§ The problem
Extract all lines from the data beneath that include the word "дополнить".

§ Input for this task
-----

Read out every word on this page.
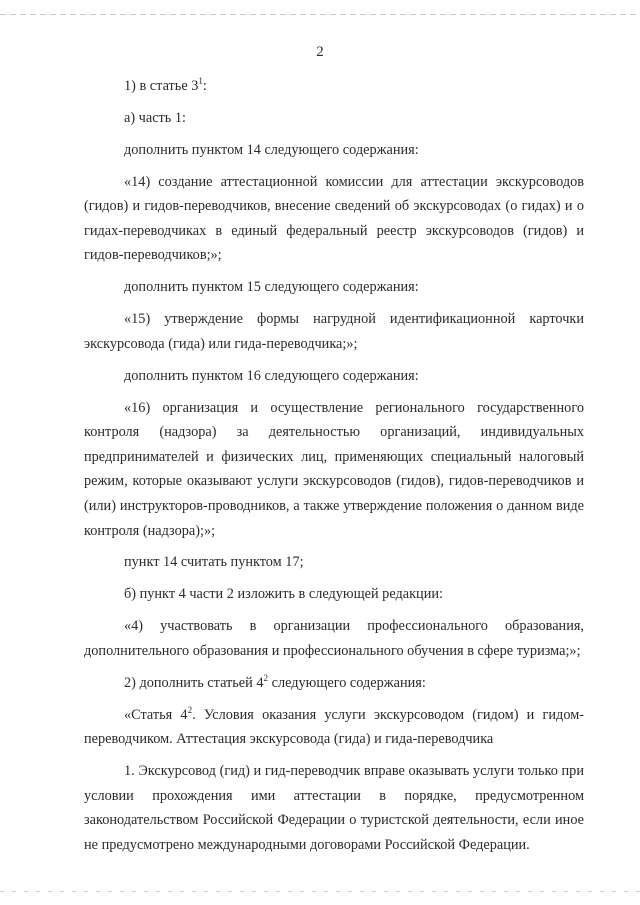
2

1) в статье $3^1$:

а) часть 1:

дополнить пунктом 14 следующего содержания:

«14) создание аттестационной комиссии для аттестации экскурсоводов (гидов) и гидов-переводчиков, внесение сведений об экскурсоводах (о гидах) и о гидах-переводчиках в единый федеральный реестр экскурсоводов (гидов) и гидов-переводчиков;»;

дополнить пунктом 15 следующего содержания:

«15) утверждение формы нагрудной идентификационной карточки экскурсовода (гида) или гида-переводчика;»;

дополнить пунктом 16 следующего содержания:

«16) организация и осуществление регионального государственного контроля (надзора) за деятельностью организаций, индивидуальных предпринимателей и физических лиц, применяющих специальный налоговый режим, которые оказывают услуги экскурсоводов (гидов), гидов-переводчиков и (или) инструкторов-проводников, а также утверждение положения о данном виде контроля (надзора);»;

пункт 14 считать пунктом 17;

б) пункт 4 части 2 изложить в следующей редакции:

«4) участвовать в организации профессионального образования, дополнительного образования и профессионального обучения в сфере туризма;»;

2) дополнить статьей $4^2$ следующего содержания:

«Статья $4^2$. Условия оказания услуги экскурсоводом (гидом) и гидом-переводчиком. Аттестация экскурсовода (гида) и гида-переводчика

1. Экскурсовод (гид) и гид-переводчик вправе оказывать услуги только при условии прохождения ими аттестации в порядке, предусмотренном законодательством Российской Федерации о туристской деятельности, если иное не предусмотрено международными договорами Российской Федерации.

-----

§ Task answer
дополнить пунктом 14 следующего содержания:
дополнить пунктом 15 следующего содержания:
дополнить пунктом 16 следующего содержания:
2) дополнить статьей $4^2$ следующего содержания:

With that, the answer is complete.